* **Data for processing**

---------------

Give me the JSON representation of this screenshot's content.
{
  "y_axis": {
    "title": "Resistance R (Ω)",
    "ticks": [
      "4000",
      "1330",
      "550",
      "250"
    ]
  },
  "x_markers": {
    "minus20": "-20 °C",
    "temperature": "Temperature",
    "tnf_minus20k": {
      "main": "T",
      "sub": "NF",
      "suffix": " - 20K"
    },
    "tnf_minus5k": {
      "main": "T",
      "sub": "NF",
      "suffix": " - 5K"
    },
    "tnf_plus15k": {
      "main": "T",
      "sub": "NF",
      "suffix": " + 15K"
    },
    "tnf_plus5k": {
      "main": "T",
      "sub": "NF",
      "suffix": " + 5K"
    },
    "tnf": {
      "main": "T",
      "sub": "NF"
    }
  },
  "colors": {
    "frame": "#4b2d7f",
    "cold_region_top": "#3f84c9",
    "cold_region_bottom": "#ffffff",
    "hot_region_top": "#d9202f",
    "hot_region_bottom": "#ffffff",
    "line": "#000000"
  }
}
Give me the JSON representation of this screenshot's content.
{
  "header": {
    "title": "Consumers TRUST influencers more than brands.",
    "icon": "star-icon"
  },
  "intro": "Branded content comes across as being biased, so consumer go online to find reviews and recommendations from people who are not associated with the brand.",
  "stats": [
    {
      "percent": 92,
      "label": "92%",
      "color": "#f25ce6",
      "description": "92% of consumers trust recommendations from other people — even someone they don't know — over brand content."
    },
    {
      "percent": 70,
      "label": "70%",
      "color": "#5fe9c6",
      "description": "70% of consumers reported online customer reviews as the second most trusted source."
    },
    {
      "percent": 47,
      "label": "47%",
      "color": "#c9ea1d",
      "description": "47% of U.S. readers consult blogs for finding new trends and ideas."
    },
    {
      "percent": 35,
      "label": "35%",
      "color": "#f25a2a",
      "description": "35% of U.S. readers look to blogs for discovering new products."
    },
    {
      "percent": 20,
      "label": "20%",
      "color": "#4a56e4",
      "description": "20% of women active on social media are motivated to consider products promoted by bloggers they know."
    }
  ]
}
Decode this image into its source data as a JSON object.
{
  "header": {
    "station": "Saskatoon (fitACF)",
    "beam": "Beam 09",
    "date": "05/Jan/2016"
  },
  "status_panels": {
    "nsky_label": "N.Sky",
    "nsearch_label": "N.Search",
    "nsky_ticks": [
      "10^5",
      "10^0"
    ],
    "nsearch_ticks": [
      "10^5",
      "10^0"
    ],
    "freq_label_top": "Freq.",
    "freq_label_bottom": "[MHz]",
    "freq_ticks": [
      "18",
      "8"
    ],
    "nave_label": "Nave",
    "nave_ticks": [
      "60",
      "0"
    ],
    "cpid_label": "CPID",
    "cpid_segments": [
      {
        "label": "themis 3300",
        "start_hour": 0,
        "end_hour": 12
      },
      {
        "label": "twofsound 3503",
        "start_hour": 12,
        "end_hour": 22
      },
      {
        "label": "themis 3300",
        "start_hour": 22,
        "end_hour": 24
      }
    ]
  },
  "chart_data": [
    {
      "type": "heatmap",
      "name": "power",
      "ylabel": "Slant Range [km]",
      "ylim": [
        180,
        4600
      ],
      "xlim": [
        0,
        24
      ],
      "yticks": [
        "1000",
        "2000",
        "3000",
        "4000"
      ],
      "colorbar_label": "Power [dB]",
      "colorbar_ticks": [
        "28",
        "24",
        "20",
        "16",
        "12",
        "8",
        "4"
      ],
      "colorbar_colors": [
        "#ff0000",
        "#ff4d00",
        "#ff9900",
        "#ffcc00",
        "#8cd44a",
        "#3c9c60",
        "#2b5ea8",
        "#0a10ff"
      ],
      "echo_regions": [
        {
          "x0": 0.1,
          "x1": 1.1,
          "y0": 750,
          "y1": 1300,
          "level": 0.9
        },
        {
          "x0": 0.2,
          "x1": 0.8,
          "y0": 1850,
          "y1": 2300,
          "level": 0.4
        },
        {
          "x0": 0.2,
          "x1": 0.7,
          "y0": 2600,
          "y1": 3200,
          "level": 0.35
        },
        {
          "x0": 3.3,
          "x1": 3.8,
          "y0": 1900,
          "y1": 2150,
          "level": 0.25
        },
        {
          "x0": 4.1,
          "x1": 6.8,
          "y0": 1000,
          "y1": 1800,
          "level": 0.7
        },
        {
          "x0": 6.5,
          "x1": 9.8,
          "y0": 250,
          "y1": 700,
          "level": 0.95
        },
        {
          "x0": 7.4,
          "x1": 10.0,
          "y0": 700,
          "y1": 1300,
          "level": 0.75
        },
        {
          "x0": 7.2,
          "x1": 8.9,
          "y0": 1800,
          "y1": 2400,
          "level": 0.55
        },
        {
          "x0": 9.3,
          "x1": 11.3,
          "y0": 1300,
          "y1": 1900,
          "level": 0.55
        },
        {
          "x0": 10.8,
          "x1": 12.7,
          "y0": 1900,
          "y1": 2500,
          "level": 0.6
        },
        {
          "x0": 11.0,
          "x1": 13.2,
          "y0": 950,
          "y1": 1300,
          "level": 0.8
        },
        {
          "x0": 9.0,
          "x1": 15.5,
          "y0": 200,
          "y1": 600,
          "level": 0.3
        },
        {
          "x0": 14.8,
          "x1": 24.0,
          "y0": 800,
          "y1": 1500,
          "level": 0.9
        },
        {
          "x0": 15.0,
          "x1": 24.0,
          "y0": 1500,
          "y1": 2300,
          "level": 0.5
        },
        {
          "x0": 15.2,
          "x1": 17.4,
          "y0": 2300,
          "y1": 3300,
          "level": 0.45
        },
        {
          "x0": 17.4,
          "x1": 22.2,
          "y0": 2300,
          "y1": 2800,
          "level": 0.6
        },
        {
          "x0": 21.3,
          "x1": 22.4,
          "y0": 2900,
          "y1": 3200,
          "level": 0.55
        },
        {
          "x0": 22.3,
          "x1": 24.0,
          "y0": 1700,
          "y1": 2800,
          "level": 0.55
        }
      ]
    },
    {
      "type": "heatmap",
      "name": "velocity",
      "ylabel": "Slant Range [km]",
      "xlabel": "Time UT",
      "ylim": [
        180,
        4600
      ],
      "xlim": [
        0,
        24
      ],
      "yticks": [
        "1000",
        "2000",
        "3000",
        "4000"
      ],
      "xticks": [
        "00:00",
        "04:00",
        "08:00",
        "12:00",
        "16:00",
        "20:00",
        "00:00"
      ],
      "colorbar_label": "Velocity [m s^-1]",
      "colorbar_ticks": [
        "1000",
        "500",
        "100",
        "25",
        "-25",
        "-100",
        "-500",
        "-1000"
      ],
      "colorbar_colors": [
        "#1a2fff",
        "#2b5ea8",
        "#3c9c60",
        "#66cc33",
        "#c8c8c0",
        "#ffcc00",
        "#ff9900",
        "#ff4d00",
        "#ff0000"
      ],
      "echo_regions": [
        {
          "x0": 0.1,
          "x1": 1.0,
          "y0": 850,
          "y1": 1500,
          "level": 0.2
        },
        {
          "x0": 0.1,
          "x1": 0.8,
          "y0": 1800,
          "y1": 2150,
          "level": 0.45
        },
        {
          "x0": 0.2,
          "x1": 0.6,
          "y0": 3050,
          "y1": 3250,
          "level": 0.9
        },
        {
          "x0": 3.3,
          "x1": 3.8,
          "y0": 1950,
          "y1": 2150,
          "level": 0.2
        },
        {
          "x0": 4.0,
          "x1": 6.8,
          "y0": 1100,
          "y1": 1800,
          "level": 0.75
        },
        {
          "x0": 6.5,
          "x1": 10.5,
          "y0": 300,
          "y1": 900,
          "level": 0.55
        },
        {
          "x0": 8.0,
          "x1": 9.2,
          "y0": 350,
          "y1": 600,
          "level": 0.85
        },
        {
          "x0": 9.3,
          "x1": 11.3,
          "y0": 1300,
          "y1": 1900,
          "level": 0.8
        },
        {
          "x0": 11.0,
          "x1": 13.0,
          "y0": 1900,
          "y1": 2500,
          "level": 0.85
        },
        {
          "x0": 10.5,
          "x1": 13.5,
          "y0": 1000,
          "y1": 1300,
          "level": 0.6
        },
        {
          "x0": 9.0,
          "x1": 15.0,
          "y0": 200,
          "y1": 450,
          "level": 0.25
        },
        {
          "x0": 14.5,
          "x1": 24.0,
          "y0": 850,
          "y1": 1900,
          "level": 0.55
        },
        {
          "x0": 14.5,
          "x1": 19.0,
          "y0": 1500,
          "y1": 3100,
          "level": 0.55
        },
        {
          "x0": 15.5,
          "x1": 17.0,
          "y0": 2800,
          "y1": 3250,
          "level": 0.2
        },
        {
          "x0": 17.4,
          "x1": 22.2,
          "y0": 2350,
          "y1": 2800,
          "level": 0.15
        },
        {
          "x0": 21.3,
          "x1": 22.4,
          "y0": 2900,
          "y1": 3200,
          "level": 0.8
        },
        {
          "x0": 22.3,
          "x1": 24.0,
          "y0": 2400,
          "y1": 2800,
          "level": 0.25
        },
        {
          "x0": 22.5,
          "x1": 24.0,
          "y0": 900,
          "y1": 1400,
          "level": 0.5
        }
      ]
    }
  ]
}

---------------

* **The exercise**
Select every line where the word "people" occurs.

* **Solution to this task**
  "intro": "Branded content comes across as being biased, so consumer go online to find reviews and recommendations from people who are not associated with the brand.",
      "description": "92% of consumers trust recommendations from other people — even someone they don't know — over brand content."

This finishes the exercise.